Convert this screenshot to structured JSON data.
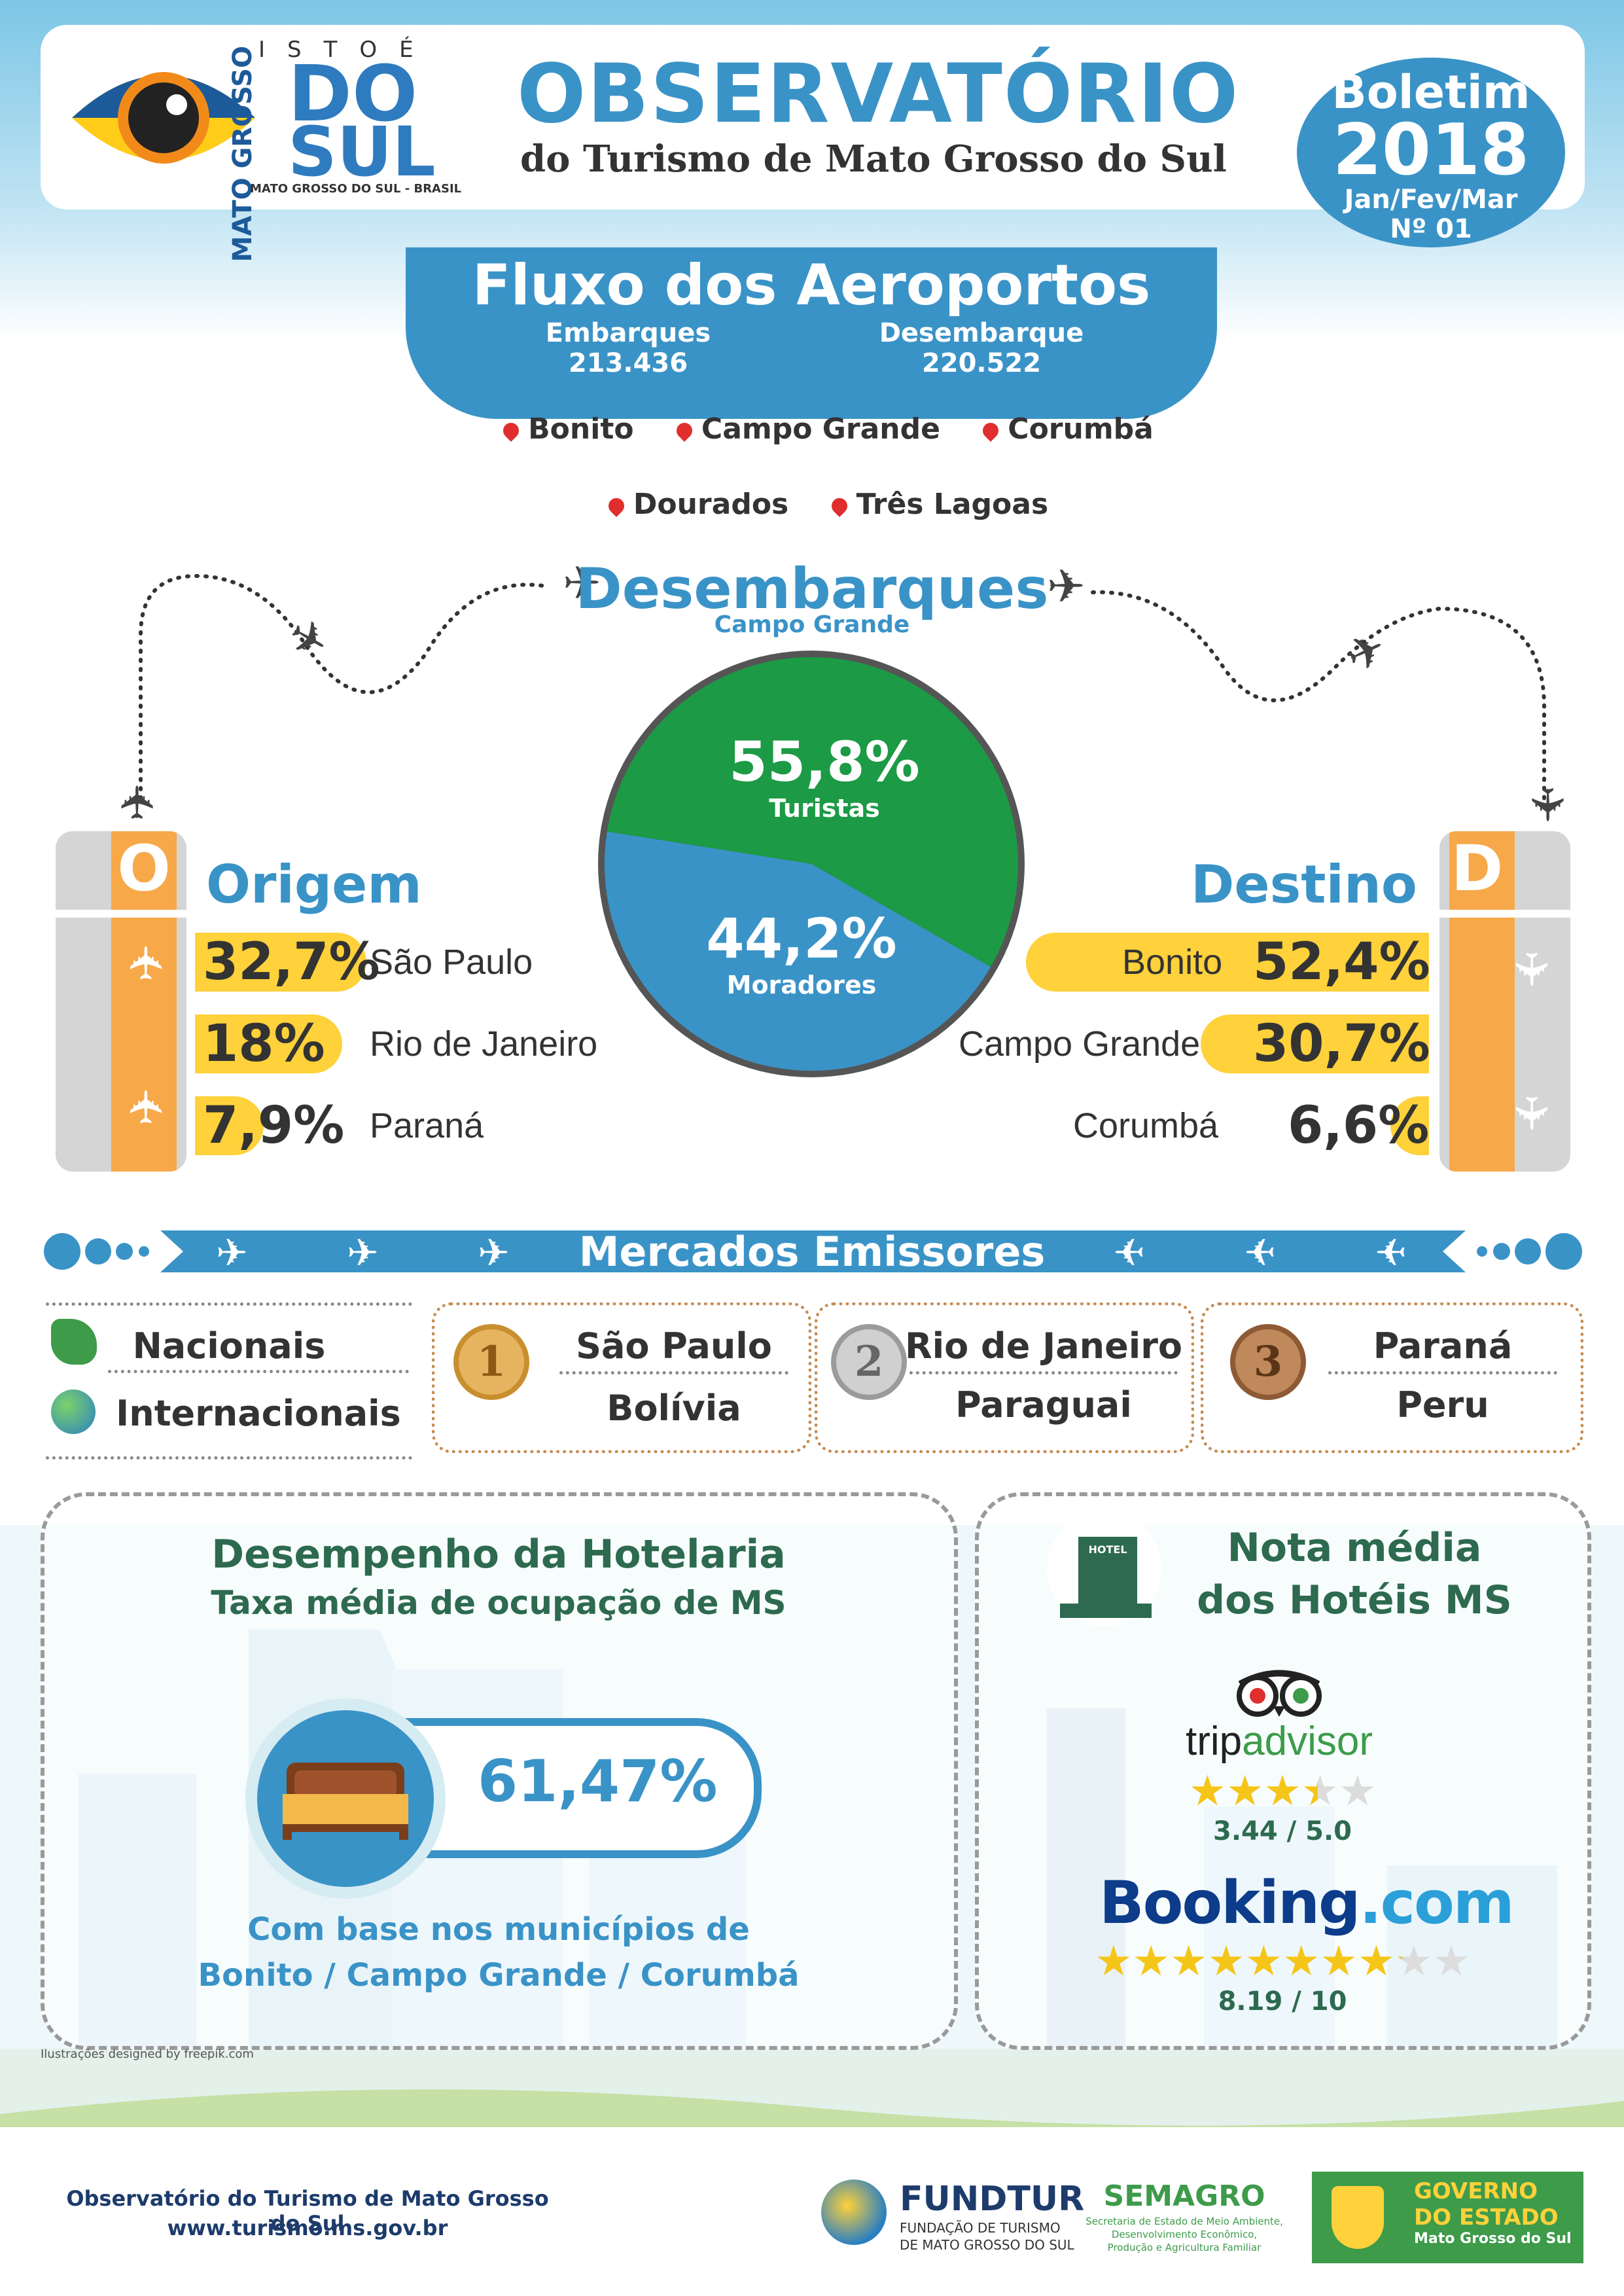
{
  "header": {
    "logo_top": "ISTOÉ",
    "logo_mato_grosso": "MATO GROSSO",
    "logo_do": "DO",
    "logo_sul": "SUL",
    "logo_sub": "MATO GROSSO DO SUL - BRASIL",
    "title": "OBSERVATÓRIO",
    "subtitle": "do Turismo de Mato Grosso do Sul",
    "boletim": {
      "label": "Boletim",
      "year": "2018",
      "period": "Jan/Fev/Mar",
      "number": "Nº 01"
    }
  },
  "fluxo": {
    "title": "Fluxo dos Aeroportos",
    "embarques_label": "Embarques",
    "embarques_value": "213.436",
    "desembarque_label": "Desembarque",
    "desembarque_value": "220.522",
    "airports": [
      "Bonito",
      "Campo Grande",
      "Corumbá",
      "Dourados",
      "Três Lagoas"
    ]
  },
  "desembarques": {
    "title": "Desembarques",
    "subtitle": "Campo Grande",
    "chart_data": {
      "type": "pie",
      "slices": [
        {
          "label": "Turistas",
          "value": 55.8,
          "display": "55,8%",
          "color": "#1c9a45"
        },
        {
          "label": "Moradores",
          "value": 44.2,
          "display": "44,2%",
          "color": "#3a93c7"
        }
      ]
    }
  },
  "origem": {
    "letter": "O",
    "title": "Origem",
    "items": [
      {
        "pct": "32,7%",
        "place": "São Paulo",
        "value": 32.7
      },
      {
        "pct": "18%",
        "place": "Rio de Janeiro",
        "value": 18
      },
      {
        "pct": "7,9%",
        "place": "Paraná",
        "value": 7.9
      }
    ]
  },
  "destino": {
    "letter": "D",
    "title": "Destino",
    "items": [
      {
        "pct": "52,4%",
        "place": "Bonito",
        "value": 52.4
      },
      {
        "pct": "30,7%",
        "place": "Campo Grande",
        "value": 30.7
      },
      {
        "pct": "6,6%",
        "place": "Corumbá",
        "value": 6.6
      }
    ]
  },
  "mercados": {
    "title": "Mercados Emissores",
    "types": [
      "Nacionais",
      "Internacionais"
    ],
    "ranks": [
      {
        "n": "1",
        "nacional": "São Paulo",
        "internacional": "Bolívia"
      },
      {
        "n": "2",
        "nacional": "Rio de Janeiro",
        "internacional": "Paraguai"
      },
      {
        "n": "3",
        "nacional": "Paraná",
        "internacional": "Peru"
      }
    ]
  },
  "hotelaria": {
    "title": "Desempenho da Hotelaria",
    "subtitle": "Taxa média de ocupação de MS",
    "value": "61,47%",
    "note1": "Com base nos municípios de",
    "note2": "Bonito / Campo Grande  / Corumbá",
    "credit": "Ilustrações designed by  freepik.com"
  },
  "nota": {
    "title1": "Nota média",
    "title2": "dos Hotéis MS",
    "hotel_sign": "HOTEL",
    "tripadvisor": {
      "name_trip": "trip",
      "name_advisor": "advisor",
      "score": "3.44 / 5.0",
      "rating": 3.44,
      "max": 5
    },
    "booking": {
      "name_booking": "Booking",
      "name_com": ".com",
      "score": "8.19 / 10",
      "rating": 8.19,
      "max": 10
    }
  },
  "footer": {
    "line1": "Observatório do Turismo de Mato Grosso do Sul",
    "line2": "www.turismo.ms.gov.br",
    "fundtur": "FUNDTUR",
    "fundtur_sub1": "FUNDAÇÃO DE TURISMO",
    "fundtur_sub2": "DE MATO GROSSO DO SUL",
    "semagro": "SEMAGRO",
    "semagro_sub1": "Secretaria de Estado de Meio Ambiente,",
    "semagro_sub2": "Desenvolvimento Econômico,",
    "semagro_sub3": "Produção e Agricultura Familiar",
    "gov1": "GOVERNO",
    "gov2": "DO ESTADO",
    "gov3": "Mato Grosso do Sul"
  }
}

■ ■ ■

WHAT IS EXPECTED = Give back each entry exactly as it appears, with no pictures.

ANSWER TO THIS PROBLEM =
Convert this screenshot to structured JSON data.
{
  "header": {
    "logo_top": "ISTOÉ",
    "logo_mato_grosso": "MATO GROSSO",
    "logo_do": "DO",
    "logo_sul": "SUL",
    "logo_sub": "MATO GROSSO DO SUL - BRASIL",
    "title": "OBSERVATÓRIO",
    "subtitle": "do Turismo de Mato Grosso do Sul",
    "boletim": {
      "label": "Boletim",
      "year": "2018",
      "period": "Jan/Fev/Mar",
      "number": "Nº 01"
    }
  },
  "fluxo": {
    "title": "Fluxo dos Aeroportos",
    "embarques_label": "Embarques",
    "embarques_value": "213.436",
    "desembarque_label": "Desembarque",
    "desembarque_value": "220.522",
    "airports": [
      "Bonito",
      "Campo Grande",
      "Corumbá",
      "Dourados",
      "Três Lagoas"
    ]
  },
  "desembarques": {
    "title": "Desembarques",
    "subtitle": "Campo Grande",
    "chart_data": {
      "type": "pie",
      "slices": [
        {
          "label": "Turistas",
          "value": 55.8,
          "display": "55,8%",
          "color": "#1c9a45"
        },
        {
          "label": "Moradores",
          "value": 44.2,
          "display": "44,2%",
          "color": "#3a93c7"
        }
      ]
    }
  },
  "origem": {
    "letter": "O",
    "title": "Origem",
    "items": [
      {
        "pct": "32,7%",
        "place": "São Paulo",
        "value": 32.7
      },
      {
        "pct": "18%",
        "place": "Rio de Janeiro",
        "value": 18
      },
      {
        "pct": "7,9%",
        "place": "Paraná",
        "value": 7.9
      }
    ]
  },
  "destino": {
    "letter": "D",
    "title": "Destino",
    "items": [
      {
        "pct": "52,4%",
        "place": "Bonito",
        "value": 52.4
      },
      {
        "pct": "30,7%",
        "place": "Campo Grande",
        "value": 30.7
      },
      {
        "pct": "6,6%",
        "place": "Corumbá",
        "value": 6.6
      }
    ]
  },
  "mercados": {
    "title": "Mercados Emissores",
    "types": [
      "Nacionais",
      "Internacionais"
    ],
    "ranks": [
      {
        "n": "1",
        "nacional": "São Paulo",
        "internacional": "Bolívia"
      },
      {
        "n": "2",
        "nacional": "Rio de Janeiro",
        "internacional": "Paraguai"
      },
      {
        "n": "3",
        "nacional": "Paraná",
        "internacional": "Peru"
      }
    ]
  },
  "hotelaria": {
    "title": "Desempenho da Hotelaria",
    "subtitle": "Taxa média de ocupação de MS",
    "value": "61,47%",
    "note1": "Com base nos municípios de",
    "note2": "Bonito / Campo Grande  / Corumbá",
    "credit": "Ilustrações designed by  freepik.com"
  },
  "nota": {
    "title1": "Nota média",
    "title2": "dos Hotéis MS",
    "hotel_sign": "HOTEL",
    "tripadvisor": {
      "name_trip": "trip",
      "name_advisor": "advisor",
      "score": "3.44 / 5.0",
      "rating": 3.44,
      "max": 5
    },
    "booking": {
      "name_booking": "Booking",
      "name_com": ".com",
      "score": "8.19 / 10",
      "rating": 8.19,
      "max": 10
    }
  },
  "footer": {
    "line1": "Observatório do Turismo de Mato Grosso do Sul",
    "line2": "www.turismo.ms.gov.br",
    "fundtur": "FUNDTUR",
    "fundtur_sub1": "FUNDAÇÃO DE TURISMO",
    "fundtur_sub2": "DE MATO GROSSO DO SUL",
    "semagro": "SEMAGRO",
    "semagro_sub1": "Secretaria de Estado de Meio Ambiente,",
    "semagro_sub2": "Desenvolvimento Econômico,",
    "semagro_sub3": "Produção e Agricultura Familiar",
    "gov1": "GOVERNO",
    "gov2": "DO ESTADO",
    "gov3": "Mato Grosso do Sul"
  }
}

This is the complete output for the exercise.